Structured figure records
# # # # # # #

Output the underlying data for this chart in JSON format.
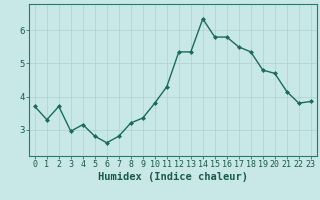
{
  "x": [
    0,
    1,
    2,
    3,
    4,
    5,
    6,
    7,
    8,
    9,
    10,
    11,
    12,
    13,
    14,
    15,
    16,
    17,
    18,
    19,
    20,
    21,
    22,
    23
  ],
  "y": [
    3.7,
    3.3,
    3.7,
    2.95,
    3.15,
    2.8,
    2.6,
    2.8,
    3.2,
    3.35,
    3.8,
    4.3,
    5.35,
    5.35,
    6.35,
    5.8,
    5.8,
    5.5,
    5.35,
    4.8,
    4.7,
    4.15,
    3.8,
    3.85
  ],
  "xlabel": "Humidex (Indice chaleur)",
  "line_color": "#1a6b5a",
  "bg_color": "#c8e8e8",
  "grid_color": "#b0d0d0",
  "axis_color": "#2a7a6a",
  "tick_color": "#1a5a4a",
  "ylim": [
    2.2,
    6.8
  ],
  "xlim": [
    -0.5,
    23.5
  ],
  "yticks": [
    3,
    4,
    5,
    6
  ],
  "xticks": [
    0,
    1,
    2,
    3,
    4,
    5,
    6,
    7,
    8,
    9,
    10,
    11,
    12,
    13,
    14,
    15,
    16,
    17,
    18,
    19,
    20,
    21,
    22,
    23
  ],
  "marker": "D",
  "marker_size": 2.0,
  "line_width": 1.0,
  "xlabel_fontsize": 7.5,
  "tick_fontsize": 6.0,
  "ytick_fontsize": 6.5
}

# # # # # # #

In your copy of the records, include no pictures; repeat everything else exactly.

Output the underlying data for this chart in JSON format.
{
  "x": [
    0,
    1,
    2,
    3,
    4,
    5,
    6,
    7,
    8,
    9,
    10,
    11,
    12,
    13,
    14,
    15,
    16,
    17,
    18,
    19,
    20,
    21,
    22,
    23
  ],
  "y": [
    3.7,
    3.3,
    3.7,
    2.95,
    3.15,
    2.8,
    2.6,
    2.8,
    3.2,
    3.35,
    3.8,
    4.3,
    5.35,
    5.35,
    6.35,
    5.8,
    5.8,
    5.5,
    5.35,
    4.8,
    4.7,
    4.15,
    3.8,
    3.85
  ],
  "xlabel": "Humidex (Indice chaleur)",
  "line_color": "#1a6b5a",
  "bg_color": "#c8e8e8",
  "grid_color": "#b0d0d0",
  "axis_color": "#2a7a6a",
  "tick_color": "#1a5a4a",
  "ylim": [
    2.2,
    6.8
  ],
  "xlim": [
    -0.5,
    23.5
  ],
  "yticks": [
    3,
    4,
    5,
    6
  ],
  "xticks": [
    0,
    1,
    2,
    3,
    4,
    5,
    6,
    7,
    8,
    9,
    10,
    11,
    12,
    13,
    14,
    15,
    16,
    17,
    18,
    19,
    20,
    21,
    22,
    23
  ],
  "marker": "D",
  "marker_size": 2.0,
  "line_width": 1.0,
  "xlabel_fontsize": 7.5,
  "tick_fontsize": 6.0,
  "ytick_fontsize": 6.5
}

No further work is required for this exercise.